- **Set problem**
Quote every line as written. Omit pictures.

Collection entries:
* * *
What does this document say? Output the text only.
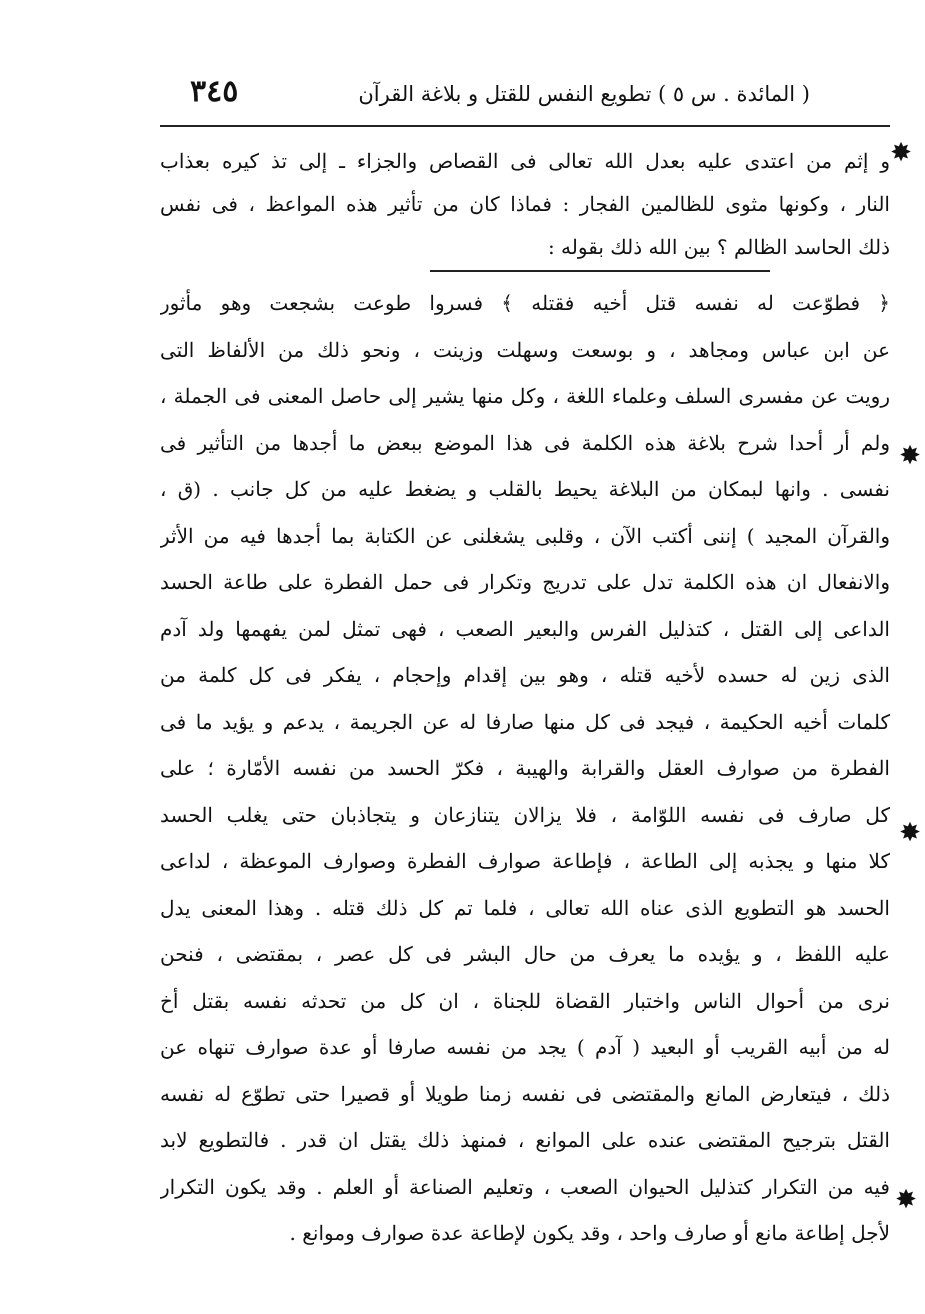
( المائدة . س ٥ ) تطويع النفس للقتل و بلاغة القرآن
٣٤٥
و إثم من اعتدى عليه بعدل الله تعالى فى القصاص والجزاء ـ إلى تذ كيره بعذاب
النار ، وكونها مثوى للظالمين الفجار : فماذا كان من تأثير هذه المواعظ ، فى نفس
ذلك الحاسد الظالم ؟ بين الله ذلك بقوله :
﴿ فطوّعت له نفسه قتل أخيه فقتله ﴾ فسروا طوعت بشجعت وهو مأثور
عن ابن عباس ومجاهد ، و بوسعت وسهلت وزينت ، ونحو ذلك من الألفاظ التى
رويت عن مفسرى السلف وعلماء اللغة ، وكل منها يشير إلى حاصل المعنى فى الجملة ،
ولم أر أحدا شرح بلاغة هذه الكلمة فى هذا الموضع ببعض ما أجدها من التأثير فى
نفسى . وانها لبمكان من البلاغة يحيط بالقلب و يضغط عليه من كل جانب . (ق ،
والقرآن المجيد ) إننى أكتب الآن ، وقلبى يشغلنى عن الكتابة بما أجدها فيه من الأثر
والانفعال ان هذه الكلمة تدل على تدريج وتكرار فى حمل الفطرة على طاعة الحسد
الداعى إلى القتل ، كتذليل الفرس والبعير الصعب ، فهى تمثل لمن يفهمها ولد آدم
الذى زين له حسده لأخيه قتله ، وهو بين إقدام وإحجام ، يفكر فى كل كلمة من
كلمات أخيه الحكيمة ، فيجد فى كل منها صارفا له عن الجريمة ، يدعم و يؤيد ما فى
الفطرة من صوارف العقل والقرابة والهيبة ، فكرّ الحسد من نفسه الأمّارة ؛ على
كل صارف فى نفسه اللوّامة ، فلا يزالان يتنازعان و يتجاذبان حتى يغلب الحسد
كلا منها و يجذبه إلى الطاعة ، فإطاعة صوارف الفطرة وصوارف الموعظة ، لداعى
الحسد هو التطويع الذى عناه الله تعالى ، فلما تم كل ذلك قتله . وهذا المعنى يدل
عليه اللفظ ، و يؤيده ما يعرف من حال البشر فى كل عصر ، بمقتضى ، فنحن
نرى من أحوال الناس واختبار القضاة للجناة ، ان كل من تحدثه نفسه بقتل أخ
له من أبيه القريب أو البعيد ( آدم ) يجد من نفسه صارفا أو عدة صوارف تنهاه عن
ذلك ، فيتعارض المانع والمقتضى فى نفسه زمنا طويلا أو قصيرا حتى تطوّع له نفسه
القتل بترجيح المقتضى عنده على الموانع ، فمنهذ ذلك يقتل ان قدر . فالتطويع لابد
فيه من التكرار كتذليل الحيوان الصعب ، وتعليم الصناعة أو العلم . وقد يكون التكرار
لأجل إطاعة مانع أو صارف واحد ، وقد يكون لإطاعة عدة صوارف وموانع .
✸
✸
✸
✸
* * *
- **Written answer**
What does this document say? Output the text only.
( المائدة . س ٥ ) تطويع النفس للقتل و بلاغة القرآن
٣٤٥
و إثم من اعتدى عليه بعدل الله تعالى فى القصاص والجزاء ـ إلى تذ كيره بعذاب
النار ، وكونها مثوى للظالمين الفجار : فماذا كان من تأثير هذه المواعظ ، فى نفس
ذلك الحاسد الظالم ؟ بين الله ذلك بقوله :
﴿ فطوّعت له نفسه قتل أخيه فقتله ﴾ فسروا طوعت بشجعت وهو مأثور
عن ابن عباس ومجاهد ، و بوسعت وسهلت وزينت ، ونحو ذلك من الألفاظ التى
رويت عن مفسرى السلف وعلماء اللغة ، وكل منها يشير إلى حاصل المعنى فى الجملة ،
ولم أر أحدا شرح بلاغة هذه الكلمة فى هذا الموضع ببعض ما أجدها من التأثير فى
نفسى . وانها لبمكان من البلاغة يحيط بالقلب و يضغط عليه من كل جانب . (ق ،
والقرآن المجيد ) إننى أكتب الآن ، وقلبى يشغلنى عن الكتابة بما أجدها فيه من الأثر
والانفعال ان هذه الكلمة تدل على تدريج وتكرار فى حمل الفطرة على طاعة الحسد
الداعى إلى القتل ، كتذليل الفرس والبعير الصعب ، فهى تمثل لمن يفهمها ولد آدم
الذى زين له حسده لأخيه قتله ، وهو بين إقدام وإحجام ، يفكر فى كل كلمة من
كلمات أخيه الحكيمة ، فيجد فى كل منها صارفا له عن الجريمة ، يدعم و يؤيد ما فى
الفطرة من صوارف العقل والقرابة والهيبة ، فكرّ الحسد من نفسه الأمّارة ؛ على
كل صارف فى نفسه اللوّامة ، فلا يزالان يتنازعان و يتجاذبان حتى يغلب الحسد
كلا منها و يجذبه إلى الطاعة ، فإطاعة صوارف الفطرة وصوارف الموعظة ، لداعى
الحسد هو التطويع الذى عناه الله تعالى ، فلما تم كل ذلك قتله . وهذا المعنى يدل
عليه اللفظ ، و يؤيده ما يعرف من حال البشر فى كل عصر ، بمقتضى ، فنحن
نرى من أحوال الناس واختبار القضاة للجناة ، ان كل من تحدثه نفسه بقتل أخ
له من أبيه القريب أو البعيد ( آدم ) يجد من نفسه صارفا أو عدة صوارف تنهاه عن
ذلك ، فيتعارض المانع والمقتضى فى نفسه زمنا طويلا أو قصيرا حتى تطوّع له نفسه
القتل بترجيح المقتضى عنده على الموانع ، فمنهذ ذلك يقتل ان قدر . فالتطويع لابد
فيه من التكرار كتذليل الحيوان الصعب ، وتعليم الصناعة أو العلم . وقد يكون التكرار
لأجل إطاعة مانع أو صارف واحد ، وقد يكون لإطاعة عدة صوارف وموانع .
✸
✸
✸
✸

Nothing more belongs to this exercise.